Recorded data
-*-
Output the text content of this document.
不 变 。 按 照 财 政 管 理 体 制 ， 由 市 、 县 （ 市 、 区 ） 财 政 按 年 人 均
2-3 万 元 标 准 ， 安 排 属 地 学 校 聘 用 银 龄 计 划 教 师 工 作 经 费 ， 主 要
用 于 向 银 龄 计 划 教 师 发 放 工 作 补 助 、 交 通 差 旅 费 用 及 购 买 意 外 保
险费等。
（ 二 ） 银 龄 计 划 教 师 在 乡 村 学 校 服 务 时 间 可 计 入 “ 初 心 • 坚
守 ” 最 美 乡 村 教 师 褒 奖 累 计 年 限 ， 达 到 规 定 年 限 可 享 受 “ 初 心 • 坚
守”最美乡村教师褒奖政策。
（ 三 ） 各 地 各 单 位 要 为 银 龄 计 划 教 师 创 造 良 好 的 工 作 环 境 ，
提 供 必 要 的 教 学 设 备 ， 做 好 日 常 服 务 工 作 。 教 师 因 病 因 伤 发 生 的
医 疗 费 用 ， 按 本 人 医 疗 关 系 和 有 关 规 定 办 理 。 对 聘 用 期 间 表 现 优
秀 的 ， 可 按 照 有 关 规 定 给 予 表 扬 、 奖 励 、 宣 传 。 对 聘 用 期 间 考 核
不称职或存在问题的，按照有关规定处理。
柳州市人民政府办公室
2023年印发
-*-
◆ Challenge ◆
Repeat the records above exactly, leaving none out.

◆ Answer to the task ◆
Output the text content of this document.
不 变 。 按 照 财 政 管 理 体 制 ， 由 市 、 县 （ 市 、 区 ） 财 政 按 年 人 均
2-3 万 元 标 准 ， 安 排 属 地 学 校 聘 用 银 龄 计 划 教 师 工 作 经 费 ， 主 要
用 于 向 银 龄 计 划 教 师 发 放 工 作 补 助 、 交 通 差 旅 费 用 及 购 买 意 外 保
险费等。
（ 二 ） 银 龄 计 划 教 师 在 乡 村 学 校 服 务 时 间 可 计 入 “ 初 心 • 坚
守 ” 最 美 乡 村 教 师 褒 奖 累 计 年 限 ， 达 到 规 定 年 限 可 享 受 “ 初 心 • 坚
守”最美乡村教师褒奖政策。
（ 三 ） 各 地 各 单 位 要 为 银 龄 计 划 教 师 创 造 良 好 的 工 作 环 境 ，
提 供 必 要 的 教 学 设 备 ， 做 好 日 常 服 务 工 作 。 教 师 因 病 因 伤 发 生 的
医 疗 费 用 ， 按 本 人 医 疗 关 系 和 有 关 规 定 办 理 。 对 聘 用 期 间 表 现 优
秀 的 ， 可 按 照 有 关 规 定 给 予 表 扬 、 奖 励 、 宣 传 。 对 聘 用 期 间 考 核
不称职或存在问题的，按照有关规定处理。
柳州市人民政府办公室
2023年印发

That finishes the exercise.